Provided records:
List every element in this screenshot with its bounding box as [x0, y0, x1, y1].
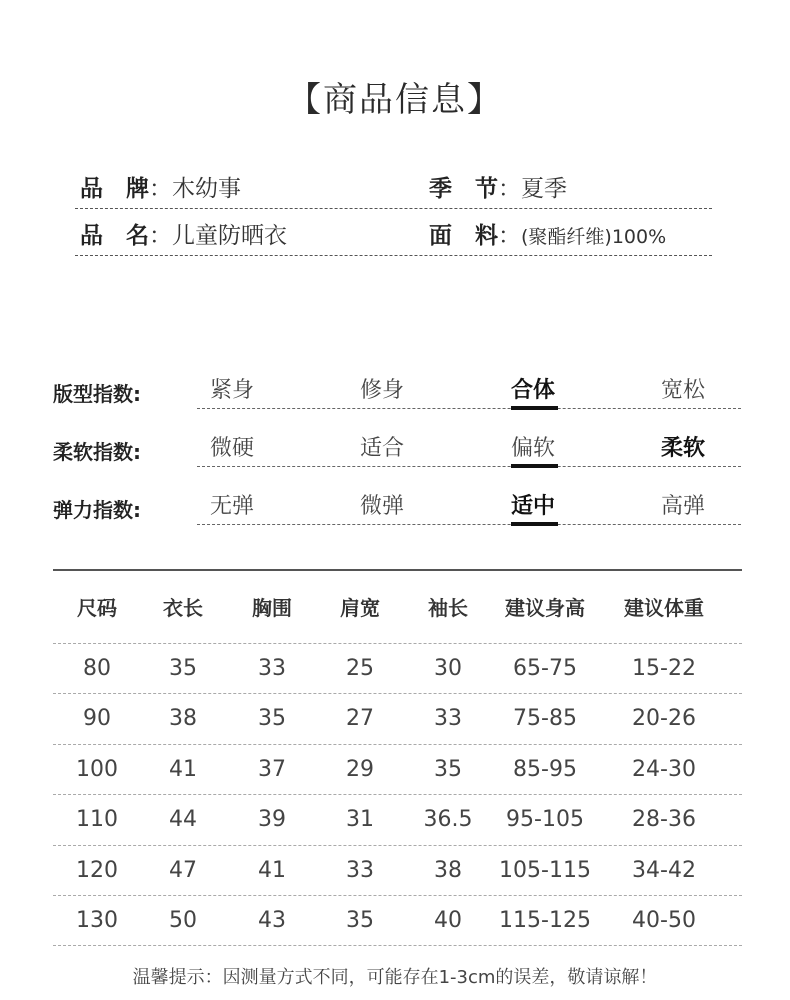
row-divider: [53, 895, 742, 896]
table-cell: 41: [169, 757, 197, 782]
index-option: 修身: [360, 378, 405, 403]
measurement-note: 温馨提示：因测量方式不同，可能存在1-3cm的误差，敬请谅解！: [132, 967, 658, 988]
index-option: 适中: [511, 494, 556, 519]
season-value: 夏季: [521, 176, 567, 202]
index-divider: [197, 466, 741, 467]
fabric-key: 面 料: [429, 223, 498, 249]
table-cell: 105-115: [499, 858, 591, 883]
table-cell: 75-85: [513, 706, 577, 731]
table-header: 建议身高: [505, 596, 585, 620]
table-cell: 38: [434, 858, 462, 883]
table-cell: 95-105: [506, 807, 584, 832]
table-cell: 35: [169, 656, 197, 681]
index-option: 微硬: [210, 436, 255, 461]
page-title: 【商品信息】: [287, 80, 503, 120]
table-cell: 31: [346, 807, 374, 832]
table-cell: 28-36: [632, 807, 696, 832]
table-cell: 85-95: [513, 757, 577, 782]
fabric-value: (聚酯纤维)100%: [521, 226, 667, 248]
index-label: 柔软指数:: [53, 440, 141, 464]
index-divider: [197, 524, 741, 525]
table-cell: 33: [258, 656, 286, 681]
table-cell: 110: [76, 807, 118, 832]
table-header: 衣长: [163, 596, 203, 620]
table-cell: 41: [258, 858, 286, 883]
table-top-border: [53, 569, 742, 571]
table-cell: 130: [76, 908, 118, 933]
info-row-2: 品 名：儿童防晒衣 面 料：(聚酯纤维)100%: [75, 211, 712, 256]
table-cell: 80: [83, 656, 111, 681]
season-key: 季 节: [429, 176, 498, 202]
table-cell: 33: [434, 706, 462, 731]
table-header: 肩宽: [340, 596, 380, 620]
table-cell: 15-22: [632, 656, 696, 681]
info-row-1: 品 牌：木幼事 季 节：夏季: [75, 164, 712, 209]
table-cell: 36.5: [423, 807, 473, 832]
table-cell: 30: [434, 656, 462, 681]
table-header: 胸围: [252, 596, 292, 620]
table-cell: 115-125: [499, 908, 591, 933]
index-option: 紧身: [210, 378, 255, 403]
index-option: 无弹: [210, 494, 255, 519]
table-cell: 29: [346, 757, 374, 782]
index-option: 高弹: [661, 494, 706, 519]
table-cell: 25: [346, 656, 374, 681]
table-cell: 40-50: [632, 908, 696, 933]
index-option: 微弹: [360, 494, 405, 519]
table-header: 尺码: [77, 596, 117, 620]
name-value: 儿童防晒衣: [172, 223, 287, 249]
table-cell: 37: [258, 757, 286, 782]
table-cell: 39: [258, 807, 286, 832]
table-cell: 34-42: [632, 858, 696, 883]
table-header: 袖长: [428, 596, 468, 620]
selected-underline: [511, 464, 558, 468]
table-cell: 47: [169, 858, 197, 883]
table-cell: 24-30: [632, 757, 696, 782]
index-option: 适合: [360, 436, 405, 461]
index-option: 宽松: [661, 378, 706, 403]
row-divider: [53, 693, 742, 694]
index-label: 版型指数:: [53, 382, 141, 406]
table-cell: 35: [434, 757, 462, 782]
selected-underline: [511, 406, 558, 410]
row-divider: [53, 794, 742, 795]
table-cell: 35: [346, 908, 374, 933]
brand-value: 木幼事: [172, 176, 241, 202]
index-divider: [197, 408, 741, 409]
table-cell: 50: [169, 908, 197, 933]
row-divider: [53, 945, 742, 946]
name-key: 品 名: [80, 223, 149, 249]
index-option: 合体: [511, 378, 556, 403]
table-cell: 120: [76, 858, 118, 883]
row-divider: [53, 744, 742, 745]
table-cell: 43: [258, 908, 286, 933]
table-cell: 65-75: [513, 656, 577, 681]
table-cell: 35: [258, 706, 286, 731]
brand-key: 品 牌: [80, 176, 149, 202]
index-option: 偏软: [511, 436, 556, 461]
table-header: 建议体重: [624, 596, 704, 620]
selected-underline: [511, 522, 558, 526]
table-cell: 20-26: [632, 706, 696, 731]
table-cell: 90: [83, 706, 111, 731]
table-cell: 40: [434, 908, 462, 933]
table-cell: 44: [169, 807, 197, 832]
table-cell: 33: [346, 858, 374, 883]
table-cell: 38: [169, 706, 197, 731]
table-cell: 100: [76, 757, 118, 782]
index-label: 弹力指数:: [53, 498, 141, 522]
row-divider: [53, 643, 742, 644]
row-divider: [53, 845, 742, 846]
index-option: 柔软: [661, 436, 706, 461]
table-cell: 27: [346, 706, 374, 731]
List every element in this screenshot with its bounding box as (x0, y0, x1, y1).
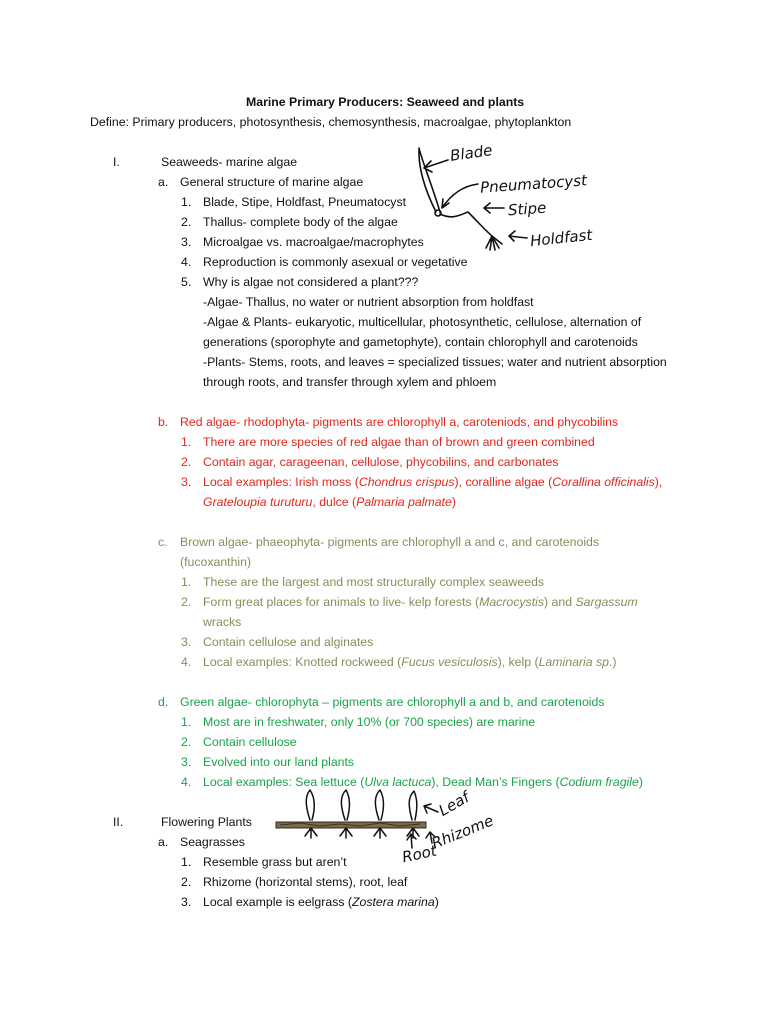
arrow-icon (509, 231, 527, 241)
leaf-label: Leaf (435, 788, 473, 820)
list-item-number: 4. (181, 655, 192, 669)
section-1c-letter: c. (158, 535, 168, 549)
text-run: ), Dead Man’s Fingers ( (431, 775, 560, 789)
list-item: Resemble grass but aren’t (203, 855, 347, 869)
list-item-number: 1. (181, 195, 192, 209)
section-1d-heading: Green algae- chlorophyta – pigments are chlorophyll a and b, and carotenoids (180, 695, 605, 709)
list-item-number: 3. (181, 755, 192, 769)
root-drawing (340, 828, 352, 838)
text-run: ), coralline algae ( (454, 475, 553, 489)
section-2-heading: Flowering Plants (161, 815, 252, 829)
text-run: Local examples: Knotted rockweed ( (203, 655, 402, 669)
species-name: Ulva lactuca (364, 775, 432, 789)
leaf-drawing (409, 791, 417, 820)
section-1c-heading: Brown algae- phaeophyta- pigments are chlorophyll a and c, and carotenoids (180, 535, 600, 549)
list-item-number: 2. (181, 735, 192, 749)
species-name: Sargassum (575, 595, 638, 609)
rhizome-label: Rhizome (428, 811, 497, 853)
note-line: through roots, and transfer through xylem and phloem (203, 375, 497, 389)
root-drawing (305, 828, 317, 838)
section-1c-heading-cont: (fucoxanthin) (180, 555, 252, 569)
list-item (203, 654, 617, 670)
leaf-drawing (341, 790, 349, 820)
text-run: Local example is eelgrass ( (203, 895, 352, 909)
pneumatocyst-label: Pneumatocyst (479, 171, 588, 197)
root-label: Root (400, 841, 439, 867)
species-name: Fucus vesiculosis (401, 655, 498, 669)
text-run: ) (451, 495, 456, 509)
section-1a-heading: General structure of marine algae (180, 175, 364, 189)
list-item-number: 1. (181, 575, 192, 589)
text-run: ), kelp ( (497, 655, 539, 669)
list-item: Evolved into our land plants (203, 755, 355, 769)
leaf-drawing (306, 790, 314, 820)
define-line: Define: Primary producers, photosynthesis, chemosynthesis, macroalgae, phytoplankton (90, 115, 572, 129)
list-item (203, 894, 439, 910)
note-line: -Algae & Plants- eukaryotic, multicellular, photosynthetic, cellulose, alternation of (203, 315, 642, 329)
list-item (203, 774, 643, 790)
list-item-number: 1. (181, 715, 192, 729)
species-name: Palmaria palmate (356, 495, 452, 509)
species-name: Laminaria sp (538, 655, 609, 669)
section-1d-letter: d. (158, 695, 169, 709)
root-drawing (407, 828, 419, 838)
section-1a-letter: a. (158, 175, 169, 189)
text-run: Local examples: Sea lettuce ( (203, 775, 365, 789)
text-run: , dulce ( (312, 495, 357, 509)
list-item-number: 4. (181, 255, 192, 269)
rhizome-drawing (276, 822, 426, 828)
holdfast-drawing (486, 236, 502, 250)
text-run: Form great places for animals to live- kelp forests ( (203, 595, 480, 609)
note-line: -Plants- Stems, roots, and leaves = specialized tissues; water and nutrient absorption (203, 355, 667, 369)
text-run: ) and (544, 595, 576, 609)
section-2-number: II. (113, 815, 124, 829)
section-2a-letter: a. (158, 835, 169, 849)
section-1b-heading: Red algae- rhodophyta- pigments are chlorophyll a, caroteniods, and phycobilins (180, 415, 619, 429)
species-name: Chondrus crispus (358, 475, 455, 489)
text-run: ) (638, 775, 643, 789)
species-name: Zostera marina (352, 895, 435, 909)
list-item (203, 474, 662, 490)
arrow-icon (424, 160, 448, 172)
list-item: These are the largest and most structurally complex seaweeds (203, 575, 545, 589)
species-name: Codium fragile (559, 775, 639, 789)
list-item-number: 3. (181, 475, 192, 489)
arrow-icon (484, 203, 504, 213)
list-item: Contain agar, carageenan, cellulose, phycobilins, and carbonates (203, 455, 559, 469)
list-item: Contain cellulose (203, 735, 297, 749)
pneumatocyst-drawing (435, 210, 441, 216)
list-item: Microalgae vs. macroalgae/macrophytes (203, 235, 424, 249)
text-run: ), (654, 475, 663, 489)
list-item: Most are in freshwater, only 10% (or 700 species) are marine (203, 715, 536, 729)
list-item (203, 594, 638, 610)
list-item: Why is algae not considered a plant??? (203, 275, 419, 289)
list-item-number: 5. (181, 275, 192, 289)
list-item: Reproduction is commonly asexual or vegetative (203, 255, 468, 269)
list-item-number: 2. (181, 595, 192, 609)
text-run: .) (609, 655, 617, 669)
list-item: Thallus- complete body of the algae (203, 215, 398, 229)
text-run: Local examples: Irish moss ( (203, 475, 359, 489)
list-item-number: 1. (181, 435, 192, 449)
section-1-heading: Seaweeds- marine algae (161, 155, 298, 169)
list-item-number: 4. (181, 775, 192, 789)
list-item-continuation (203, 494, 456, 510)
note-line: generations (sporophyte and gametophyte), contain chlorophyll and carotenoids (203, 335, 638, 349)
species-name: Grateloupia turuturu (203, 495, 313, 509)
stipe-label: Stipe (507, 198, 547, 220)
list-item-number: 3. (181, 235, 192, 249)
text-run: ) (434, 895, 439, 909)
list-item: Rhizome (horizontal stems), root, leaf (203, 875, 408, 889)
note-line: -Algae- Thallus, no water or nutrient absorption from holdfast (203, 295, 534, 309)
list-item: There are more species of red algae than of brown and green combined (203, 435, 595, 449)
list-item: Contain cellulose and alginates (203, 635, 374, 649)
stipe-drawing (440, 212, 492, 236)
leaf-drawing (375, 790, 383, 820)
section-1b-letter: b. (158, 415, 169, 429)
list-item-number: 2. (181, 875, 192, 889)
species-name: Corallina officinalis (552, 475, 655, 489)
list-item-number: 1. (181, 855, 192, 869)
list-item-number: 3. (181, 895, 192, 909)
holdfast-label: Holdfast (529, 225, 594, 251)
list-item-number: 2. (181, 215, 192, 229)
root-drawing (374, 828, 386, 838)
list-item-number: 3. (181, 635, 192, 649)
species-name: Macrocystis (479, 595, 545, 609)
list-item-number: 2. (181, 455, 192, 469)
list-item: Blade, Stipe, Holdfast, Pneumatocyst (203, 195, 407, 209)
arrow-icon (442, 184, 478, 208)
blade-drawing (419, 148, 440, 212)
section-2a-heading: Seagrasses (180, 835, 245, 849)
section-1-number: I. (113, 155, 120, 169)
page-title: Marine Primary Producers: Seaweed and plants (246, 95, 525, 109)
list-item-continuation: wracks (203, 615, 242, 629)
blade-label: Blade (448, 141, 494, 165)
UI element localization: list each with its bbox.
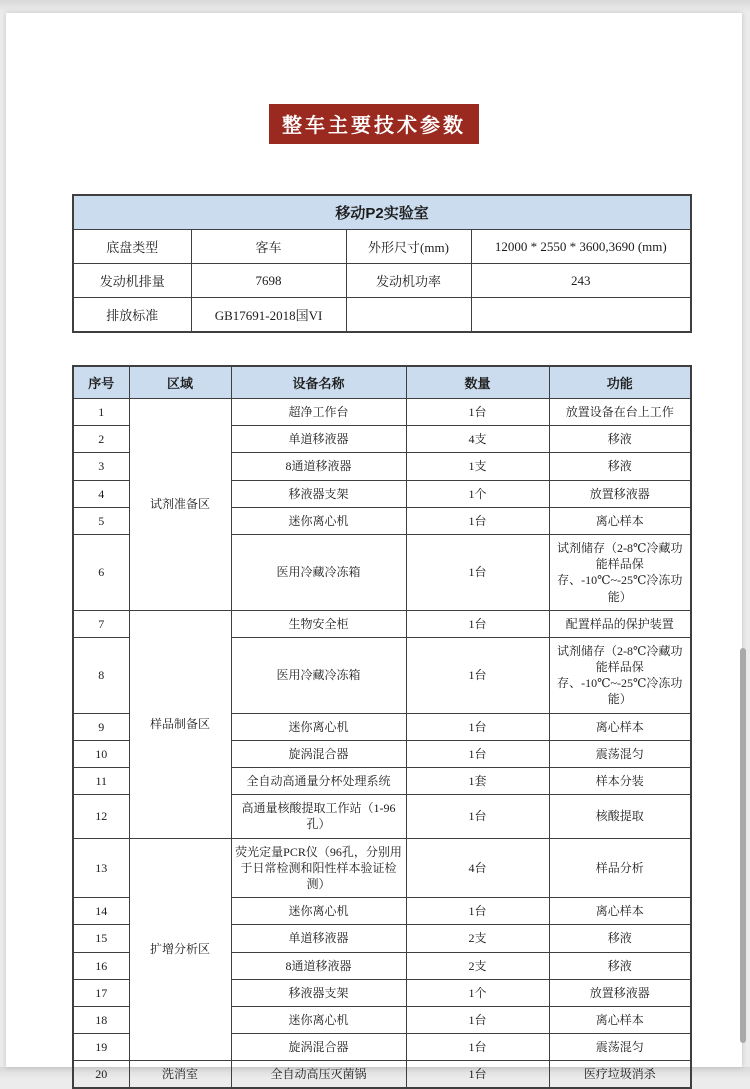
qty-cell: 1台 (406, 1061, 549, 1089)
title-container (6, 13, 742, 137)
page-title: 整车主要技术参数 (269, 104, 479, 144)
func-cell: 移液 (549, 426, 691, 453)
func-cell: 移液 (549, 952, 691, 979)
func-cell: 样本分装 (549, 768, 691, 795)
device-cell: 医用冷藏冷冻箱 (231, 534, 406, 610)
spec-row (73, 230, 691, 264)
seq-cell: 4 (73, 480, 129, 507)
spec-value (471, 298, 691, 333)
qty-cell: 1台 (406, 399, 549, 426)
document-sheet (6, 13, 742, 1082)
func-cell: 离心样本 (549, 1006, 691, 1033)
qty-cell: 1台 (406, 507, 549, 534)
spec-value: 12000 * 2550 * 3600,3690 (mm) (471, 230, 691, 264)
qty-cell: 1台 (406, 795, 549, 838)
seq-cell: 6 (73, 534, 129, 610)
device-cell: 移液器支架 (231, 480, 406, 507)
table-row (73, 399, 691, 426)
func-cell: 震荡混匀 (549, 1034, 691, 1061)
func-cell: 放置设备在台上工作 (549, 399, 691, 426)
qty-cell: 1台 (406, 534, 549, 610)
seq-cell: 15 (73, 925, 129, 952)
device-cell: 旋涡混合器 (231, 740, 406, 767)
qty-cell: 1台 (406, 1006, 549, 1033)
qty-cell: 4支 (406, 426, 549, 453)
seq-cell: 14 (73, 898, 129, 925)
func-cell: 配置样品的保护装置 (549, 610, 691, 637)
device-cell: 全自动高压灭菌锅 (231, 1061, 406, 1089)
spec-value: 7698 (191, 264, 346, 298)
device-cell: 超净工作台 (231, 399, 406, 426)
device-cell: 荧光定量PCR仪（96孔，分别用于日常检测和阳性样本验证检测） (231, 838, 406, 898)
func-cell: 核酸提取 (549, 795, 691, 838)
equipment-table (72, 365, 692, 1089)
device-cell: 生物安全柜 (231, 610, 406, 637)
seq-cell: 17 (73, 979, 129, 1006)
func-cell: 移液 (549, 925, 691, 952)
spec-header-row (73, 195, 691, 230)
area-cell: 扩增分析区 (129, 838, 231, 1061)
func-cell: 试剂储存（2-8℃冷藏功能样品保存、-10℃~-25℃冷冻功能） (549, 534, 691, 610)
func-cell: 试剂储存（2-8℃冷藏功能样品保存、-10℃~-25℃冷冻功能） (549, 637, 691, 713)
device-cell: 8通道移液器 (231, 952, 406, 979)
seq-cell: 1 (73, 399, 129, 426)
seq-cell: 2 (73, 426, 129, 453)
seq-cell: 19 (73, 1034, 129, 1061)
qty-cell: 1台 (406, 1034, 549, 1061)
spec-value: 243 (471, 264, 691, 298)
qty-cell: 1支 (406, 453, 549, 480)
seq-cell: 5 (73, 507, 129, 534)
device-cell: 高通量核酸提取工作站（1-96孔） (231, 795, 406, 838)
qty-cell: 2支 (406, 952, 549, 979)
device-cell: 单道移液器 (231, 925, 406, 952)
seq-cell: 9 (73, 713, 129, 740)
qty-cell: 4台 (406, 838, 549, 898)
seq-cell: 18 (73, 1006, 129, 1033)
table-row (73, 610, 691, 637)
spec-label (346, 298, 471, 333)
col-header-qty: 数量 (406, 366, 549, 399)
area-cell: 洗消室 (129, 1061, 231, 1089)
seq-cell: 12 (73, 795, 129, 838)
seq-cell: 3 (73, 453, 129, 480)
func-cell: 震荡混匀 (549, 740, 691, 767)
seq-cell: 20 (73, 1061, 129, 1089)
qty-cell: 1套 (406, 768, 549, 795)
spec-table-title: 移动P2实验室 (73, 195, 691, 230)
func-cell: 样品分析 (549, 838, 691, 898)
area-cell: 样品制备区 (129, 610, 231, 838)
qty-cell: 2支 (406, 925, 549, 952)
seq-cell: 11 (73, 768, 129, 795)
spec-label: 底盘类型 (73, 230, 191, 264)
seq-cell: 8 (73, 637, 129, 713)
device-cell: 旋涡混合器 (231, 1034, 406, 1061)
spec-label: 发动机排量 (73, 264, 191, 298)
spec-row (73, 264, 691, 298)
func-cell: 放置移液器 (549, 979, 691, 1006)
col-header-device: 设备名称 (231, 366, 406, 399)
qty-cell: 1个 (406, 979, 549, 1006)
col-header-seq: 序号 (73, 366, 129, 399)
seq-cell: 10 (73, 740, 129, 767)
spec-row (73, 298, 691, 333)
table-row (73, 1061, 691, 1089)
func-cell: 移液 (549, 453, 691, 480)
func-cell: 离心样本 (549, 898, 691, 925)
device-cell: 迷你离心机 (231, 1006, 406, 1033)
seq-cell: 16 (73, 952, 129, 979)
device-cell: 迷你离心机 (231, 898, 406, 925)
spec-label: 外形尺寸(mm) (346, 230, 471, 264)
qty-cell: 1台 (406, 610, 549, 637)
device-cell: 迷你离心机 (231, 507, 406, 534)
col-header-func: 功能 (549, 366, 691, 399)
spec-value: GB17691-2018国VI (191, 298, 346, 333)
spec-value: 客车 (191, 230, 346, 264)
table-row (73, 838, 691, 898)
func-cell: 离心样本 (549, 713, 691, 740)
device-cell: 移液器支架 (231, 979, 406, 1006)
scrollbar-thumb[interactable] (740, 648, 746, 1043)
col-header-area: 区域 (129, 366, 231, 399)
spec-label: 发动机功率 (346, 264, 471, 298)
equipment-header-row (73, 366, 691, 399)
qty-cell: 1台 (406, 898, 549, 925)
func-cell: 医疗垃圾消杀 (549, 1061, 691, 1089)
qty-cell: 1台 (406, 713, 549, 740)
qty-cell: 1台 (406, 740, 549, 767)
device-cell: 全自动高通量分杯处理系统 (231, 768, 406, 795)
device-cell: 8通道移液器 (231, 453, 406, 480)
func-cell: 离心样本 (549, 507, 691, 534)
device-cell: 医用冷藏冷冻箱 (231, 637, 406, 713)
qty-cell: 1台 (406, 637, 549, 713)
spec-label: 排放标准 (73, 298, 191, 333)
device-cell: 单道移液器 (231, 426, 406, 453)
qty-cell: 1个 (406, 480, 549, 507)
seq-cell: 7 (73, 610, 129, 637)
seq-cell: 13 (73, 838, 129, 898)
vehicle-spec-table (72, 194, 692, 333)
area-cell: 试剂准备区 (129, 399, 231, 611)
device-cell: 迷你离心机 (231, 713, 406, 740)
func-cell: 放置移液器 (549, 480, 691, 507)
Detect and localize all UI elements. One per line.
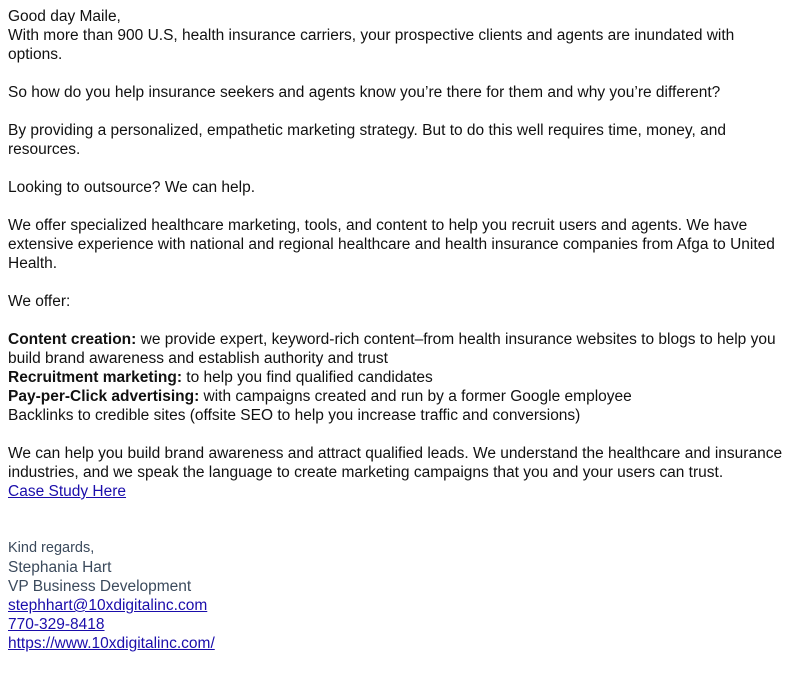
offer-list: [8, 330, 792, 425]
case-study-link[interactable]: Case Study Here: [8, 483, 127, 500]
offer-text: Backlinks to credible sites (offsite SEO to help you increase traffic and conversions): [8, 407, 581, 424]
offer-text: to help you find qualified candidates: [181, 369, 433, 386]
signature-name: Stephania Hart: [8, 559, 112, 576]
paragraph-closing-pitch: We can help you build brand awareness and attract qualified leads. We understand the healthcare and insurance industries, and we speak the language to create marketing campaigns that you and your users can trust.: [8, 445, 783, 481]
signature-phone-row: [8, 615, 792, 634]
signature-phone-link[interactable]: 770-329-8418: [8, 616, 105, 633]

Challenge:
Copy the lines from the one containing "qty-cell: 1台 (406, 1061, 549, 1089)" through the one containing "qty-cell: 1台 (406, 507, 549, 534)" character for character, including both of those lines.

Reply:
qty-cell: 1台 (406, 1061, 549, 1089)
title-container (6, 13, 742, 137)
page-title: 整车主要技术参数 (269, 104, 479, 144)
func-cell: 移液 (549, 426, 691, 453)
func-cell: 移液 (549, 952, 691, 979)
func-cell: 样本分装 (549, 768, 691, 795)
device-cell: 医用冷藏冷冻箱 (231, 534, 406, 610)
spec-row (73, 230, 691, 264)
seq-cell: 4 (73, 480, 129, 507)
spec-value (471, 298, 691, 333)
qty-cell: 1台 (406, 399, 549, 426)
document-sheet (6, 13, 742, 1082)
func-cell: 离心样本 (549, 1006, 691, 1033)
qty-cell: 1台 (406, 507, 549, 534)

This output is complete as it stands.